Exercise task | Determine how many lines in the data below contain "здесь" and write only that number.

===== Given data =====

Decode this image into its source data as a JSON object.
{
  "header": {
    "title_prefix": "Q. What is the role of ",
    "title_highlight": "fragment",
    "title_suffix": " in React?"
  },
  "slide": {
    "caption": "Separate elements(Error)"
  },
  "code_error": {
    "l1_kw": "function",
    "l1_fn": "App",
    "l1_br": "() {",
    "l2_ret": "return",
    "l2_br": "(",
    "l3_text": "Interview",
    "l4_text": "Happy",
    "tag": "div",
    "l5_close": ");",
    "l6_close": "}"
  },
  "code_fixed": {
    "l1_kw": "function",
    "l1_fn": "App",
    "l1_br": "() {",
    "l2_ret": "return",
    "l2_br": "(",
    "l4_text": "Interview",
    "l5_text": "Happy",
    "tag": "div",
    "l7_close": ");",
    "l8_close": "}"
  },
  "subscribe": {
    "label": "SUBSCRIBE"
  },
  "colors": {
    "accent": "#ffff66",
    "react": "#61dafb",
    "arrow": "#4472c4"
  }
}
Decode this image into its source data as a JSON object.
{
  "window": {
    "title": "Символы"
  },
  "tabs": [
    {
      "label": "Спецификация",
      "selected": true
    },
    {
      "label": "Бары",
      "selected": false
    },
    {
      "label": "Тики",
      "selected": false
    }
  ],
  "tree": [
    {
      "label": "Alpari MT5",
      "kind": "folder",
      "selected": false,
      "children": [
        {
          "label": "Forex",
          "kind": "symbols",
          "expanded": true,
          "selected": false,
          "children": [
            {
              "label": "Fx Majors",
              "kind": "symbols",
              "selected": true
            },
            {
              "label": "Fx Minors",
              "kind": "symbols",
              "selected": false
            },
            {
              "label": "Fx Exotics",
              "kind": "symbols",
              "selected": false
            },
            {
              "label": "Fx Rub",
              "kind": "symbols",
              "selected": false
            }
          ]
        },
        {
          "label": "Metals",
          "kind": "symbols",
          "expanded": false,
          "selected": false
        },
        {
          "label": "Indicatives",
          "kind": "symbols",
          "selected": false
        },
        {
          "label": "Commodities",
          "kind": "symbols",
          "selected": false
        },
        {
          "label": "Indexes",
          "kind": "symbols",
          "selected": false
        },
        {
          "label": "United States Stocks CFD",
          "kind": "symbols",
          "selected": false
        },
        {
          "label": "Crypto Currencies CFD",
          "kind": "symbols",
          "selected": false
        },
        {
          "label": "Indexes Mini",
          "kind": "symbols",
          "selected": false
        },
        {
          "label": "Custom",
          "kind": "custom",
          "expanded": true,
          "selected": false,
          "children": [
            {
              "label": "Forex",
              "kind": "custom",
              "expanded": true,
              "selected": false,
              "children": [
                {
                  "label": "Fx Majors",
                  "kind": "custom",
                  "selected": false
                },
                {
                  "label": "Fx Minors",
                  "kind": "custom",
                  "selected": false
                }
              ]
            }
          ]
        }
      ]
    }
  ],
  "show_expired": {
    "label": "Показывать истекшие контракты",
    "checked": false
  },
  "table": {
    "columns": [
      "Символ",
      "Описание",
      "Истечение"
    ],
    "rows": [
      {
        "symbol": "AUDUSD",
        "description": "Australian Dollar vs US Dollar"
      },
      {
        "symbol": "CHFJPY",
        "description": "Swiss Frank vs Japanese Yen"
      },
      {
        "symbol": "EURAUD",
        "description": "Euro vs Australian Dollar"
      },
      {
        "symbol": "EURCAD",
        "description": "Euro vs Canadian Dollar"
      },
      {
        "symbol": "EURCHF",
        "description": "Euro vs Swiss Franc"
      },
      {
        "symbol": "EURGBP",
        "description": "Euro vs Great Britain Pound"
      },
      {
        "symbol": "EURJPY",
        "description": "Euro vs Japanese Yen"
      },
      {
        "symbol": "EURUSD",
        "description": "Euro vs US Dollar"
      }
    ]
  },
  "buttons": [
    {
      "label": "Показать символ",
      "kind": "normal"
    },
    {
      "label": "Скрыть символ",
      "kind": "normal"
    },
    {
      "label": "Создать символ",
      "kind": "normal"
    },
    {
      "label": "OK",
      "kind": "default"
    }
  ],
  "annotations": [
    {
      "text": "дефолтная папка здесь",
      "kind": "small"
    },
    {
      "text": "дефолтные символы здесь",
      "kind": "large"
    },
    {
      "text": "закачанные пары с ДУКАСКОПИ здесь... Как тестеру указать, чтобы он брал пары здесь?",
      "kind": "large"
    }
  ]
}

=====

Response to this exercise | 3